┌─ STORED DATA
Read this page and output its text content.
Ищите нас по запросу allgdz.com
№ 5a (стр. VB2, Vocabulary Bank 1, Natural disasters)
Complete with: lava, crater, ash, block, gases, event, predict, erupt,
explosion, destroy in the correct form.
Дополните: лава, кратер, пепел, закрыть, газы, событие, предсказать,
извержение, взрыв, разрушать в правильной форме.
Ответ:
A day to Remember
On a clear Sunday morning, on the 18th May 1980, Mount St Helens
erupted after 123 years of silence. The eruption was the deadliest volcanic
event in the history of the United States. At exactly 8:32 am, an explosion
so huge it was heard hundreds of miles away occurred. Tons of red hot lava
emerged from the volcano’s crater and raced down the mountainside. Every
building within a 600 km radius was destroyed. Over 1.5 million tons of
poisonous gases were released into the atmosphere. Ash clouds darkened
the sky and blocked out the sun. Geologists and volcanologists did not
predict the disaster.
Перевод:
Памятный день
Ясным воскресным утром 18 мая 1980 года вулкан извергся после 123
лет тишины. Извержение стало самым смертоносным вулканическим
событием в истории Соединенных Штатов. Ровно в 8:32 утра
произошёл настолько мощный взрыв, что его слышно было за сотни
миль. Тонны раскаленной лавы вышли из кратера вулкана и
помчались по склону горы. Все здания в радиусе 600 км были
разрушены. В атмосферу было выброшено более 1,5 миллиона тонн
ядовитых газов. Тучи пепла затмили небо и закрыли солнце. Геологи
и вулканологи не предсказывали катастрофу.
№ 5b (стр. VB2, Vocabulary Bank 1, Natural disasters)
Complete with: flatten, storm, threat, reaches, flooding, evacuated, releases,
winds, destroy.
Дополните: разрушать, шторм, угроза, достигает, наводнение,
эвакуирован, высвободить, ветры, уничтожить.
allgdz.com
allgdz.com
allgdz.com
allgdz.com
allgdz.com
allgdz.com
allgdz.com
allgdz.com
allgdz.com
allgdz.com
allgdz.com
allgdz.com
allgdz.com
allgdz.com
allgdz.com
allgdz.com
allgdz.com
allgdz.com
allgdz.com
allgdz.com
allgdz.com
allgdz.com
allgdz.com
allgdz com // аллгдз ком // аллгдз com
└─
* [TASK DETAILS]: Locate and copy each line in the data above that includes the word "Complete".

* [SOLVED PROBLEM]:
Complete with: lava, crater, ash, block, gases, event, predict, erupt,
Complete with: flatten, storm, threat, reaches, flooding, evacuated, releases,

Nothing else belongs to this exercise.